OBJECTIVE » Reproduce the listing exactly and skip over any pictures.

DATA SHOWN start

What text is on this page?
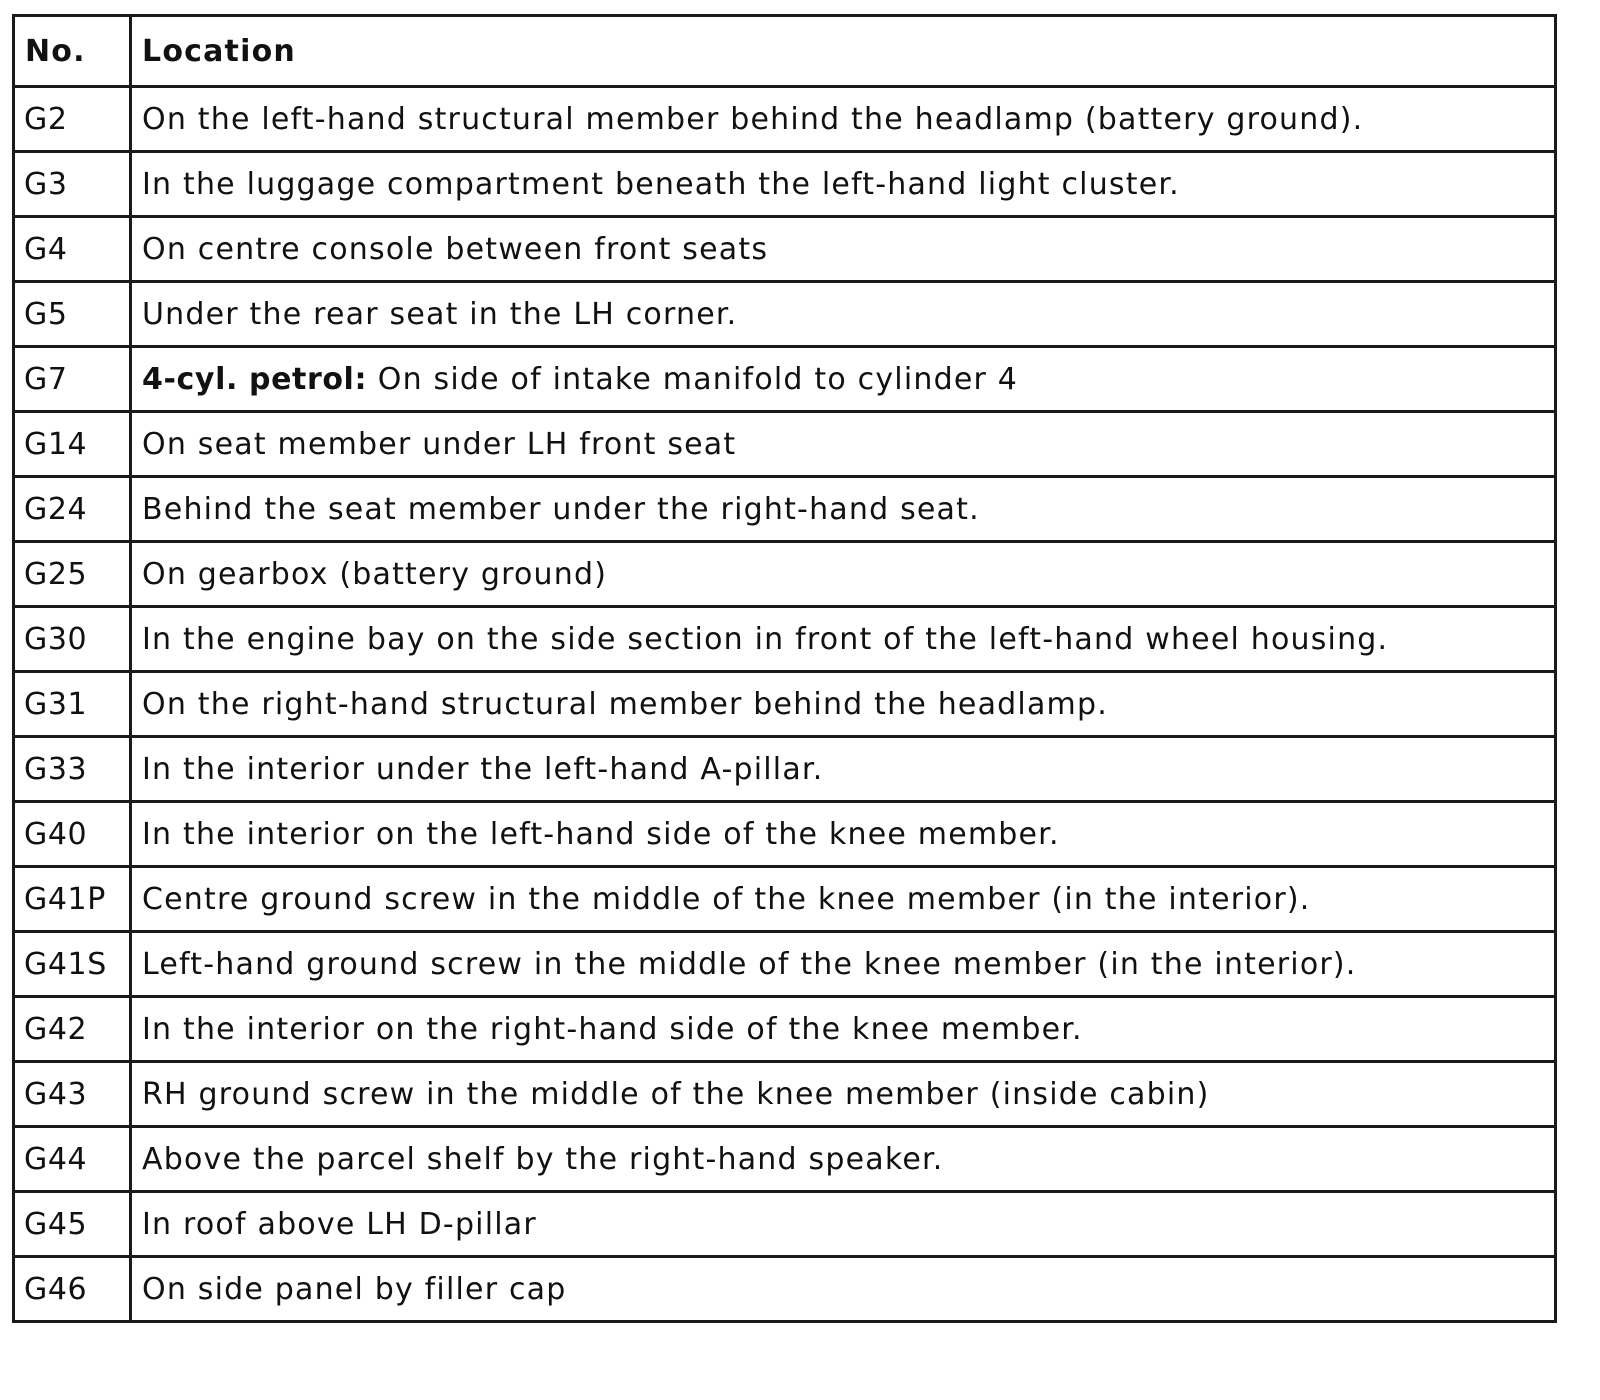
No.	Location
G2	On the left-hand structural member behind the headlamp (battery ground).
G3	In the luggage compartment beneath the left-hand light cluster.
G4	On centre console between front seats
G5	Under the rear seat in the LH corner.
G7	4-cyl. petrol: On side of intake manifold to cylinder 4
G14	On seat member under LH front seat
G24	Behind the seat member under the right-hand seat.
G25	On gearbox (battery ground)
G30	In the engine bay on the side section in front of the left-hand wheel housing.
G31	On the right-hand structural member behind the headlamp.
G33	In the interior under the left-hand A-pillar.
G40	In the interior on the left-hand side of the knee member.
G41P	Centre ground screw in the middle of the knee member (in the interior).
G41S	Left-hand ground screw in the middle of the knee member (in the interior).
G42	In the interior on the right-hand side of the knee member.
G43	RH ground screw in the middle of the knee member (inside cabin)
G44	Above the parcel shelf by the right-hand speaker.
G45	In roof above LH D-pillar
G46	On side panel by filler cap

DATA SHOWN end

OUTPUT OF THE EXERCISE »
What text is on this page?
No.	Location
G2	On the left-hand structural member behind the headlamp (battery ground).
G3	In the luggage compartment beneath the left-hand light cluster.
G4	On centre console between front seats
G5	Under the rear seat in the LH corner.
G7	4-cyl. petrol: On side of intake manifold to cylinder 4
G14	On seat member under LH front seat
G24	Behind the seat member under the right-hand seat.
G25	On gearbox (battery ground)
G30	In the engine bay on the side section in front of the left-hand wheel housing.
G31	On the right-hand structural member behind the headlamp.
G33	In the interior under the left-hand A-pillar.
G40	In the interior on the left-hand side of the knee member.
G41P	Centre ground screw in the middle of the knee member (in the interior).
G41S	Left-hand ground screw in the middle of the knee member (in the interior).
G42	In the interior on the right-hand side of the knee member.
G43	RH ground screw in the middle of the knee member (inside cabin)
G44	Above the parcel shelf by the right-hand speaker.
G45	In roof above LH D-pillar
G46	On side panel by filler cap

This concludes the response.